**Directive:** Retype all of the data. Every line must match exactly.

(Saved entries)
>>>
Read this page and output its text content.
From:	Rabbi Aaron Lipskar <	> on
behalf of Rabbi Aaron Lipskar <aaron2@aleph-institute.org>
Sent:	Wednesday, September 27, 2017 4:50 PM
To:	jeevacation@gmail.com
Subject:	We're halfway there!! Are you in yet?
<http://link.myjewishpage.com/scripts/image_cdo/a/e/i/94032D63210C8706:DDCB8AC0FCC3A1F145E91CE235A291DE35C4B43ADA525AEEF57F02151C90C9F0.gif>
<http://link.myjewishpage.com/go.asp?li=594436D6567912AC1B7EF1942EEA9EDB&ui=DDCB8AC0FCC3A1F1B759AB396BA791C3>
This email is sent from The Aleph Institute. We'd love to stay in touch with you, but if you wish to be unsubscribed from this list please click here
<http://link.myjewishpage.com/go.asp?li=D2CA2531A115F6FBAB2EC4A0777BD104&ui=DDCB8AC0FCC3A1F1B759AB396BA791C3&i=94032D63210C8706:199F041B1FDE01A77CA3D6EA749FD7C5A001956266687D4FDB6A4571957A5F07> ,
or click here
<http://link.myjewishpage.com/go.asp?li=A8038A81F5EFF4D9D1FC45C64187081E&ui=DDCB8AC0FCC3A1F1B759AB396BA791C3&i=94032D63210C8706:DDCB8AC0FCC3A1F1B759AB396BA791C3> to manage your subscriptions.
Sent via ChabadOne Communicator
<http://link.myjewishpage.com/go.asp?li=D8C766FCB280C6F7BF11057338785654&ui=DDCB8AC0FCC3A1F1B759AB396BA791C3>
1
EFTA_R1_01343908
<<<
**Answer to the task:**
Read this page and output its text content.
From:	Rabbi Aaron Lipskar <	> on
behalf of Rabbi Aaron Lipskar <aaron2@aleph-institute.org>
Sent:	Wednesday, September 27, 2017 4:50 PM
To:	jeevacation@gmail.com
Subject:	We're halfway there!! Are you in yet?
<http://link.myjewishpage.com/scripts/image_cdo/a/e/i/94032D63210C8706:DDCB8AC0FCC3A1F145E91CE235A291DE35C4B43ADA525AEEF57F02151C90C9F0.gif>
<http://link.myjewishpage.com/go.asp?li=594436D6567912AC1B7EF1942EEA9EDB&ui=DDCB8AC0FCC3A1F1B759AB396BA791C3>
This email is sent from The Aleph Institute. We'd love to stay in touch with you, but if you wish to be unsubscribed from this list please click here
<http://link.myjewishpage.com/go.asp?li=D2CA2531A115F6FBAB2EC4A0777BD104&ui=DDCB8AC0FCC3A1F1B759AB396BA791C3&i=94032D63210C8706:199F041B1FDE01A77CA3D6EA749FD7C5A001956266687D4FDB6A4571957A5F07> ,
or click here
<http://link.myjewishpage.com/go.asp?li=A8038A81F5EFF4D9D1FC45C64187081E&ui=DDCB8AC0FCC3A1F1B759AB396BA791C3&i=94032D63210C8706:DDCB8AC0FCC3A1F1B759AB396BA791C3> to manage your subscriptions.
Sent via ChabadOne Communicator
<http://link.myjewishpage.com/go.asp?li=D8C766FCB280C6F7BF11057338785654&ui=DDCB8AC0FCC3A1F1B759AB396BA791C3>
1
EFTA_R1_01343908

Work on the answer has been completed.